**** MATERIAL SUPPLIED ****

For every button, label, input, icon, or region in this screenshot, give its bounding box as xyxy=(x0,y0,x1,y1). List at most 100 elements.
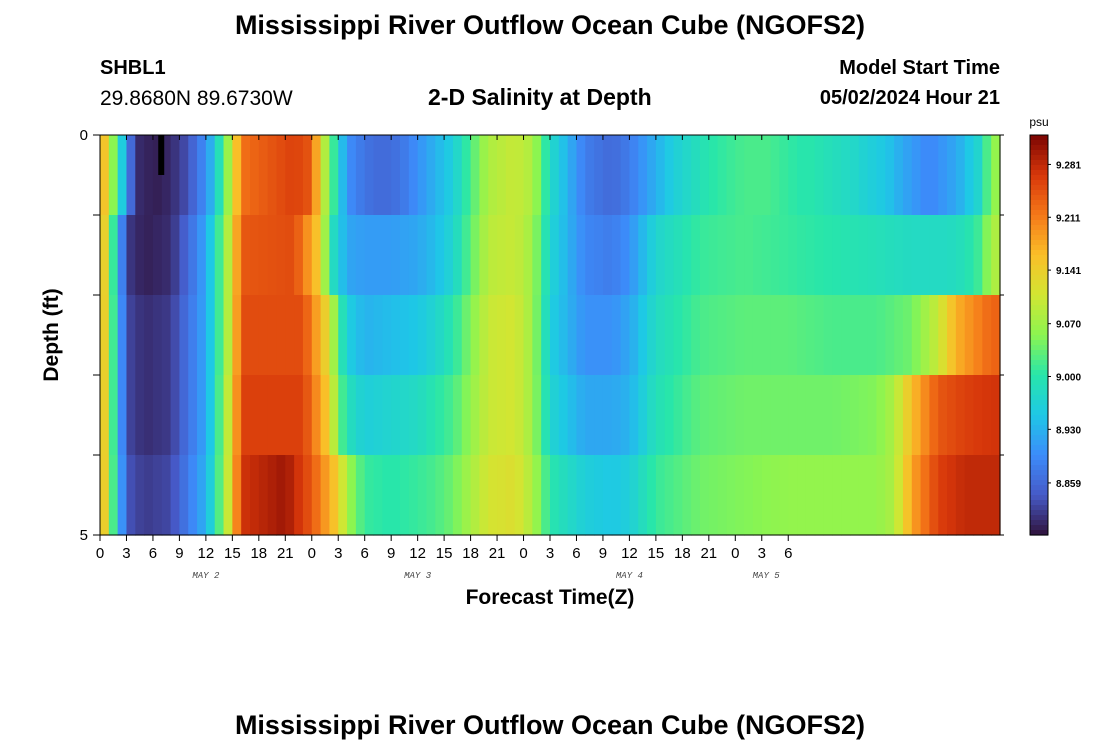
heatmap-cell xyxy=(655,455,666,536)
colorbar-strip xyxy=(1030,415,1048,421)
heatmap-cell xyxy=(726,375,736,456)
heatmap-cell xyxy=(744,375,754,456)
colorbar-strip xyxy=(1030,520,1048,526)
heatmap-cell xyxy=(629,375,639,456)
heatmap-cell xyxy=(170,215,181,296)
x-tick-label: 0 xyxy=(308,545,316,562)
heatmap-cell xyxy=(523,375,533,456)
heatmap-cell xyxy=(355,215,366,296)
heatmap-cell xyxy=(426,135,436,216)
y-axis: 05 xyxy=(80,127,1004,544)
heatmap-cell xyxy=(188,455,198,536)
heatmap-cell xyxy=(761,215,772,296)
heatmap-cell xyxy=(691,375,701,456)
heatmap-cell xyxy=(629,455,639,536)
heatmap-cell xyxy=(779,295,789,376)
heatmap-cell xyxy=(717,375,728,456)
colorbar-strip xyxy=(1030,420,1048,426)
heatmap-cell xyxy=(100,375,110,456)
heatmap-cell xyxy=(135,135,145,216)
heatmap-cell xyxy=(885,455,895,536)
colorbar-strip xyxy=(1030,275,1048,281)
day-label: MAY 2 xyxy=(192,571,220,581)
heatmap-cell xyxy=(452,295,463,376)
heatmap-cell xyxy=(664,295,675,376)
heatmap-cell xyxy=(417,135,428,216)
y-axis-title: Depth (ft) xyxy=(40,288,63,381)
heatmap-cell xyxy=(470,455,481,536)
heatmap-cell xyxy=(391,135,401,216)
heatmap-cell xyxy=(135,375,145,456)
heatmap-cell xyxy=(320,455,331,536)
heatmap-cell xyxy=(532,215,542,296)
heatmap-cell xyxy=(461,215,472,296)
heatmap-cell xyxy=(391,455,401,536)
heatmap-cell xyxy=(232,455,242,536)
heatmap-cell xyxy=(832,375,842,456)
heatmap-cell xyxy=(214,375,225,456)
heatmap-cell xyxy=(735,375,745,456)
heatmap-cell xyxy=(955,135,966,216)
colorbar-strip xyxy=(1030,295,1048,301)
station-id: SHBL1 xyxy=(100,57,166,79)
heatmap-cell xyxy=(179,135,189,216)
heatmap-cell xyxy=(673,375,683,456)
heatmap-cell xyxy=(161,215,172,296)
heatmap-cell xyxy=(514,135,525,216)
heatmap-cell xyxy=(479,375,489,456)
colorbar-strip xyxy=(1030,145,1048,151)
heatmap-cell xyxy=(744,135,754,216)
heatmap-cell xyxy=(135,215,145,296)
heatmap-cell xyxy=(444,295,454,376)
colorbar-strip xyxy=(1030,175,1048,181)
colorbar-strip xyxy=(1030,360,1048,366)
x-tick-label: 18 xyxy=(462,545,479,562)
heatmap-cell xyxy=(894,455,904,536)
heatmap-cell xyxy=(602,215,613,296)
colorbar-strip xyxy=(1030,475,1048,481)
colorbar-strip xyxy=(1030,265,1048,271)
heatmap-cell xyxy=(179,455,189,536)
heatmap-cell xyxy=(364,375,375,456)
colorbar-strip xyxy=(1030,270,1048,276)
colorbar-strip xyxy=(1030,330,1048,336)
heatmap-cell xyxy=(197,135,207,216)
heatmap-cell xyxy=(258,215,269,296)
heatmap-cell xyxy=(285,135,295,216)
heatmap-cell xyxy=(444,375,454,456)
heatmap-cell xyxy=(232,375,242,456)
colorbar-tick-label: 9.141 xyxy=(1056,266,1081,277)
heatmap-cell xyxy=(338,215,348,296)
heatmap-cell xyxy=(470,135,481,216)
heatmap-cell xyxy=(514,295,525,376)
heatmap-cell xyxy=(911,295,922,376)
heatmap-cell xyxy=(444,215,454,296)
heatmap-cell xyxy=(444,135,454,216)
x-tick-label: 6 xyxy=(572,545,580,562)
heatmap-cell xyxy=(814,135,825,216)
heatmap-cell xyxy=(964,135,975,216)
heatmap-cell xyxy=(497,375,507,456)
heatmap-cell xyxy=(611,455,622,536)
heatmap-cell xyxy=(797,135,807,216)
heatmap-cell xyxy=(452,375,463,456)
heatmap-cell xyxy=(638,375,648,456)
x-axis-title: Forecast Time(Z) xyxy=(466,586,635,609)
heatmap-cell xyxy=(382,455,392,536)
heatmap-cell xyxy=(161,375,172,456)
heatmap-cell xyxy=(197,455,207,536)
heatmap-cell xyxy=(302,455,313,536)
heatmap-cell xyxy=(691,295,701,376)
heatmap-cell xyxy=(761,375,772,456)
colorbar-strip xyxy=(1030,190,1048,196)
heatmap-cell xyxy=(567,135,578,216)
heatmap-cell xyxy=(638,295,648,376)
heatmap-cell xyxy=(973,455,983,536)
heatmap-cell xyxy=(205,135,216,216)
heatmap-cell xyxy=(602,455,613,536)
heatmap-cell xyxy=(858,375,869,456)
heatmap-cell xyxy=(770,135,781,216)
heatmap-cell xyxy=(885,135,895,216)
colorbar-strip xyxy=(1030,165,1048,171)
day-label: MAY 4 xyxy=(616,571,643,581)
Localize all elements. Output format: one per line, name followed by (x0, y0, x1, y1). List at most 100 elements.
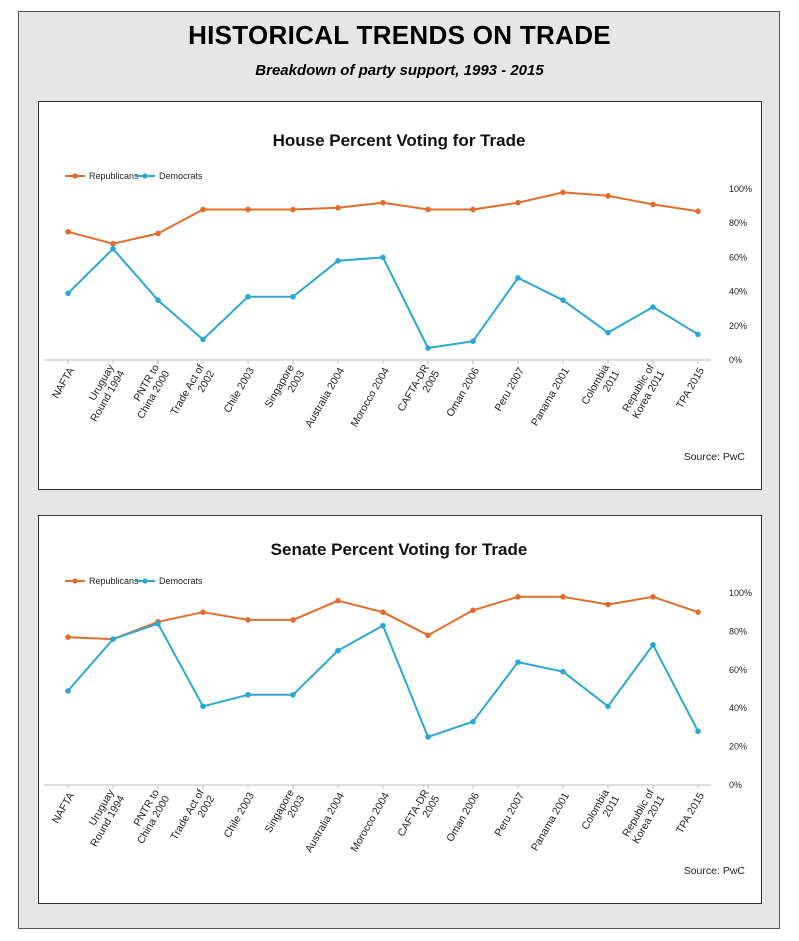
legend-item-democrats: Democrats (135, 576, 203, 586)
x-tick-label: Oman 2006 (444, 365, 482, 419)
data-point-democrats (335, 647, 341, 654)
data-point-republicans (560, 189, 566, 196)
data-point-democrats (110, 246, 116, 252)
data-point-democrats (290, 691, 296, 698)
x-tick-label-line: NAFTA (50, 791, 77, 826)
data-point-republicans (470, 206, 476, 213)
x-tick-label-line: Australia 2004 (303, 790, 347, 854)
data-point-democrats (65, 688, 71, 694)
series-line-democrats (67, 622, 699, 738)
y-tick-label: 0% (729, 780, 742, 790)
y-tick-label: 80% (729, 218, 747, 228)
data-point-democrats (380, 254, 386, 261)
x-tick-label: TPA 2015 (674, 790, 707, 835)
data-point-republicans (650, 594, 656, 600)
x-tick-label-line: Oman 2006 (444, 790, 482, 844)
data-point-democrats (515, 659, 521, 665)
data-point-democrats (515, 275, 521, 281)
data-point-democrats (650, 642, 656, 648)
data-point-democrats (605, 329, 611, 336)
data-point-republicans (605, 601, 611, 608)
y-tick-label: 40% (729, 287, 747, 297)
data-point-democrats (560, 297, 566, 303)
data-point-democrats (200, 336, 206, 343)
data-point-democrats (65, 290, 71, 297)
legend-label-democrats: Democrats (159, 171, 203, 181)
x-tick-label-line: TPA 2015 (674, 365, 707, 410)
x-tick-label: Panama 2001 (529, 365, 572, 428)
y-tick-label: 100% (729, 588, 752, 598)
senate-source-note: Source: PwC (684, 865, 746, 877)
data-point-democrats (155, 297, 161, 303)
y-tick-label: 0% (729, 355, 742, 365)
x-tick-label: Morocco 2004 (348, 365, 392, 429)
data-point-democrats (650, 304, 656, 310)
data-point-republicans (245, 206, 251, 213)
data-point-republicans (515, 594, 521, 600)
data-point-democrats (335, 258, 341, 264)
data-point-republicans (560, 594, 566, 600)
x-tick-label-line: Panama 2001 (529, 790, 572, 853)
legend-item-republicans: Republicans (65, 171, 139, 181)
legend-marker-democrats (142, 173, 148, 179)
legend-marker-republicans (72, 173, 78, 179)
data-point-republicans (335, 205, 341, 211)
legend-marker-republicans (72, 578, 78, 584)
data-point-republicans (110, 240, 116, 247)
x-tick-label-line: Morocco 2004 (348, 790, 392, 854)
page-subtitle: Breakdown of party support, 1993 - 2015 (255, 62, 544, 79)
x-tick-label-line: Oman 2006 (444, 365, 482, 419)
x-tick-label: Chile 2003 (222, 790, 258, 840)
house-source-note: Source: PwC (684, 451, 746, 463)
x-tick-label: Oman 2006 (444, 790, 482, 844)
data-point-republicans (425, 632, 431, 639)
data-point-republicans (425, 206, 431, 213)
x-tick-label: Peru 2007 (492, 790, 527, 838)
x-tick-label: Chile 2003 (222, 365, 258, 415)
y-tick-label: 60% (729, 665, 747, 675)
data-point-democrats (110, 636, 116, 642)
x-tick-label: Australia 2004 (303, 790, 347, 854)
data-point-democrats (470, 718, 476, 725)
x-tick-label: Australia 2004 (303, 365, 347, 429)
data-point-democrats (380, 622, 386, 629)
house-chart-title: House Percent Voting for Trade (273, 131, 526, 150)
x-tick-label-line: Peru 2007 (492, 790, 527, 838)
x-tick-label-line: Peru 2007 (492, 365, 527, 413)
x-tick-label: NAFTA (50, 366, 77, 401)
senate-chart-panel: Senate Percent Voting for Trade Republica… (38, 515, 762, 904)
data-point-democrats (470, 338, 476, 344)
senate-chart-svg: Senate Percent Voting for Trade Republica… (44, 540, 752, 877)
x-tick-label: Peru 2007 (492, 365, 527, 413)
x-tick-label-line: Australia 2004 (303, 365, 347, 429)
legend-label-republicans: Republicans (89, 171, 139, 181)
legend-label-republicans: Republicans (89, 576, 139, 586)
series-line-democrats (67, 247, 699, 349)
page-title: HISTORICAL TRENDS ON TRADE (188, 20, 611, 50)
x-tick-label-line: Panama 2001 (529, 365, 572, 428)
y-tick-label: 80% (729, 626, 747, 636)
y-tick-label: 40% (729, 703, 747, 713)
y-tick-label: 100% (729, 184, 752, 194)
data-point-republicans (380, 609, 386, 615)
legend-label-democrats: Democrats (159, 576, 203, 586)
data-point-republicans (335, 597, 341, 604)
data-point-democrats (200, 703, 206, 710)
x-tick-label: Panama 2001 (529, 790, 572, 853)
data-point-democrats (245, 691, 251, 698)
data-point-republicans (65, 228, 71, 235)
y-tick-label: 60% (729, 252, 747, 262)
legend-item-republicans: Republicans (65, 576, 139, 586)
data-point-republicans (695, 609, 701, 615)
data-point-democrats (695, 331, 701, 338)
data-point-republicans (245, 617, 251, 623)
data-point-republicans (290, 206, 296, 213)
house-chart-panel: House Percent Voting for Trade Republican… (38, 101, 762, 490)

****

* TASK BRIEF *
Transcribe the listing lines from the one containing "legend-item-democrats: Democrats (135, 576, 203, 586)" through the one containing "data-point-republicans (470, 206, 476, 213)", inclusive, character for character.

* THE RESPONSE *
legend-item-democrats: Democrats (135, 576, 203, 586)
x-tick-label: Oman 2006 (444, 365, 482, 419)
data-point-democrats (335, 647, 341, 654)
data-point-republicans (560, 189, 566, 196)
data-point-democrats (110, 246, 116, 252)
data-point-democrats (290, 691, 296, 698)
x-tick-label-line: NAFTA (50, 791, 77, 826)
data-point-republicans (470, 206, 476, 213)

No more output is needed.